--- Exercise inputs ---
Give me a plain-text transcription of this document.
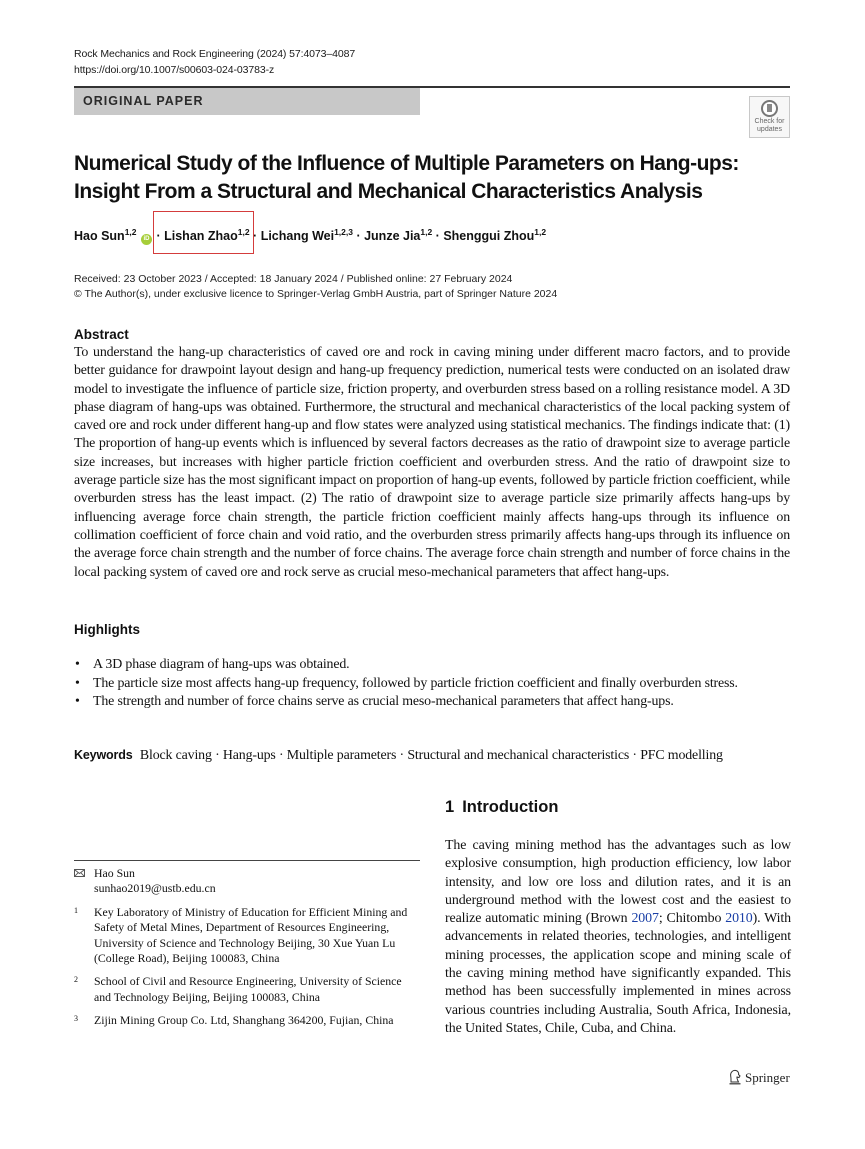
Rock Mechanics and Rock Engineering (2024) 57:4073–4087
https://doi.org/10.1007/s00603-024-03783-z
ORIGINAL PAPER
Check for
updates
Numerical Study of the Influence of Multiple Parameters on Hang-ups:
Insight From a Structural and Mechanical Characteristics Analysis
Hao Sun$^{1,2}$ iD · Lishan Zhao$^{1,2}$ · Lichang Wei$^{1,2,3}$ · Junze Jia$^{1,2}$ · Shenggui Zhou$^{1,2}$
Received: 23 October 2023 / Accepted: 18 January 2024 / Published online: 27 February 2024
© The Author(s), under exclusive licence to Springer-Verlag GmbH Austria, part of Springer Nature 2024
Abstract
To understand the hang-up characteristics of caved ore and rock in caving mining under different macro factors, and to provide better guidance for drawpoint layout design and hang-up frequency prediction, numerical tests were conducted on an isolated draw model to investigate the influence of particle size, friction property, and overburden stress based on a rolling resistance model. A 3D phase diagram of hang-ups was obtained. Furthermore, the structural and mechanical characteristics of the local packing system of caved ore and rock under different hang-up and flow states were analyzed using statistical mechanics. The findings indicate that: (1) The proportion of hang-up events which is influenced by several factors decreases as the ratio of drawpoint size to average particle size increases, but increases with higher particle friction coefficient and overburden stress. And the ratio of drawpoint size to average particle size has the most significant impact on proportion of hang-up events, followed by particle friction coefficient, while overburden stress has the least impact. (2) The ratio of drawpoint size to average particle size primarily affects hang-ups by influencing average force chain strength, the particle friction coefficient mainly affects hang-ups through its influence on collimation coefficient of force chain and void ratio, and the overburden stress primarily affects hang-ups through its influence on the average force chain strength and the number of force chains. The average force chain strength and number of force chains in the local packing system of caved ore and rock serve as crucial meso-mechanical parameters that affect hang-ups.
Highlights
• A 3D phase diagram of hang-ups was obtained.
• The particle size most affects hang-up frequency, followed by particle friction coefficient and finally overburden stress.
• The strength and number of force chains serve as crucial meso-mechanical parameters that affect hang-ups.
Keywords Block caving · Hang-ups · Multiple parameters · Structural and mechanical characteristics · PFC modelling
1 Introduction
The caving mining method has the advantages such as low explosive consumption, high production efficiency, low labor intensity, and low ore loss and dilution rates, and it is an underground method with the lowest cost and the easiest to realize automatic mining (Brown 2007; Chitombo 2010). With advancements in related theories, technologies, and intelligent mining processes, the application scope and mining scale of the caving mining method have significantly expanded. This method has been successfully implemented in mines across various countries including Australia, South Africa, Indonesia, the United States, Chile, Cuba, and China.
Hao Sun
sunhao2019@ustb.edu.cn
1 Key Laboratory of Ministry of Education for Efficient Mining and Safety of Metal Mines, Department of Resources Engineering, University of Science and Technology Beijing, 30 Xue Yuan Lu (College Road), Beijing 100083, China
2 School of Civil and Resource Engineering, University of Science and Technology Beijing, Beijing 100083, China
3 Zijin Mining Group Co. Ltd, Shanghang 364200, Fujian, China
Springer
---
• **Exercise objective**
Output the full set of records above without changing a word, and drop the images.

• **Solution for this task**
Give me a plain-text transcription of this document.
Rock Mechanics and Rock Engineering (2024) 57:4073–4087
https://doi.org/10.1007/s00603-024-03783-z
ORIGINAL PAPER
Check for
updates
Numerical Study of the Influence of Multiple Parameters on Hang-ups:
Insight From a Structural and Mechanical Characteristics Analysis
Hao Sun$^{1,2}$ iD · Lishan Zhao$^{1,2}$ · Lichang Wei$^{1,2,3}$ · Junze Jia$^{1,2}$ · Shenggui Zhou$^{1,2}$
Received: 23 October 2023 / Accepted: 18 January 2024 / Published online: 27 February 2024
© The Author(s), under exclusive licence to Springer-Verlag GmbH Austria, part of Springer Nature 2024
Abstract
To understand the hang-up characteristics of caved ore and rock in caving mining under different macro factors, and to provide better guidance for drawpoint layout design and hang-up frequency prediction, numerical tests were conducted on an isolated draw model to investigate the influence of particle size, friction property, and overburden stress based on a rolling resistance model. A 3D phase diagram of hang-ups was obtained. Furthermore, the structural and mechanical characteristics of the local packing system of caved ore and rock under different hang-up and flow states were analyzed using statistical mechanics. The findings indicate that: (1) The proportion of hang-up events which is influenced by several factors decreases as the ratio of drawpoint size to average particle size increases, but increases with higher particle friction coefficient and overburden stress. And the ratio of drawpoint size to average particle size has the most significant impact on proportion of hang-up events, followed by particle friction coefficient, while overburden stress has the least impact. (2) The ratio of drawpoint size to average particle size primarily affects hang-ups by influencing average force chain strength, the particle friction coefficient mainly affects hang-ups through its influence on collimation coefficient of force chain and void ratio, and the overburden stress primarily affects hang-ups through its influence on the average force chain strength and the number of force chains. The average force chain strength and number of force chains in the local packing system of caved ore and rock serve as crucial meso-mechanical parameters that affect hang-ups.
Highlights
• A 3D phase diagram of hang-ups was obtained.
• The particle size most affects hang-up frequency, followed by particle friction coefficient and finally overburden stress.
• The strength and number of force chains serve as crucial meso-mechanical parameters that affect hang-ups.
Keywords Block caving · Hang-ups · Multiple parameters · Structural and mechanical characteristics · PFC modelling
1 Introduction
The caving mining method has the advantages such as low explosive consumption, high production efficiency, low labor intensity, and low ore loss and dilution rates, and it is an underground method with the lowest cost and the easiest to realize automatic mining (Brown 2007; Chitombo 2010). With advancements in related theories, technologies, and intelligent mining processes, the application scope and mining scale of the caving mining method have significantly expanded. This method has been successfully implemented in mines across various countries including Australia, South Africa, Indonesia, the United States, Chile, Cuba, and China.
Hao Sun
sunhao2019@ustb.edu.cn
1 Key Laboratory of Ministry of Education for Efficient Mining and Safety of Metal Mines, Department of Resources Engineering, University of Science and Technology Beijing, 30 Xue Yuan Lu (College Road), Beijing 100083, China
2 School of Civil and Resource Engineering, University of Science and Technology Beijing, Beijing 100083, China
3 Zijin Mining Group Co. Ltd, Shanghang 364200, Fujian, China
Springer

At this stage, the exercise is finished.